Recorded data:
-*-

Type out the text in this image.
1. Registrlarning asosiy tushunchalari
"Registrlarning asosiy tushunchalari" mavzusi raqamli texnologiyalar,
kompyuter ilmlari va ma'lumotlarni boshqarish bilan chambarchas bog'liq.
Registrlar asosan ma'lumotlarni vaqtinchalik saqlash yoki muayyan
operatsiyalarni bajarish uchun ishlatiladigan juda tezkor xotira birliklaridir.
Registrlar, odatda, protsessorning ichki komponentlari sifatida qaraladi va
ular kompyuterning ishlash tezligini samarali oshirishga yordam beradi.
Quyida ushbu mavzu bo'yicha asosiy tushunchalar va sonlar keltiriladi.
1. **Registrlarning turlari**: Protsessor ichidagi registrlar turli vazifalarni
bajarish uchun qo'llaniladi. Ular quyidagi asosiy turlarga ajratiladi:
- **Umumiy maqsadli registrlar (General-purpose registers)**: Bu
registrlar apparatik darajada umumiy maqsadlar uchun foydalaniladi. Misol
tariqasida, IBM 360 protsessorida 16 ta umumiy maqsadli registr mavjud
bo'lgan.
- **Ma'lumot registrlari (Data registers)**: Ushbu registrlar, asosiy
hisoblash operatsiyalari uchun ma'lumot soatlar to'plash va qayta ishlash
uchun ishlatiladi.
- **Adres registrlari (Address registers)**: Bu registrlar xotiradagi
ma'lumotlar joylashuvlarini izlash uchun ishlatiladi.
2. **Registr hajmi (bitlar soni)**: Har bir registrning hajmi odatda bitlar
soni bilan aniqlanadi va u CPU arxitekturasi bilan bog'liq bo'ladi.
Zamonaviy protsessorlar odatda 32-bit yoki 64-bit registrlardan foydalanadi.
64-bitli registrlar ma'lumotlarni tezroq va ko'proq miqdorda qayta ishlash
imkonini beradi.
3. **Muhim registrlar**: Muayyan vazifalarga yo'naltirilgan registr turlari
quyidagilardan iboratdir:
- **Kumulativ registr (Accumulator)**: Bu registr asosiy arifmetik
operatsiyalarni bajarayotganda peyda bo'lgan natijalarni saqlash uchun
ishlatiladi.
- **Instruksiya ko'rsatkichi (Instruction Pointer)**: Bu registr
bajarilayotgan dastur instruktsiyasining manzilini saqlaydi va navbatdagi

-*-

## Goal
Scan the data above and copy every line with "yoki" in it.

## In response
Registrlar asosan ma'lumotlarni vaqtinchalik saqlash yoki muayyan
Zamonaviy protsessorlar odatda 32-bit yoki 64-bit registrlardan foydalanadi.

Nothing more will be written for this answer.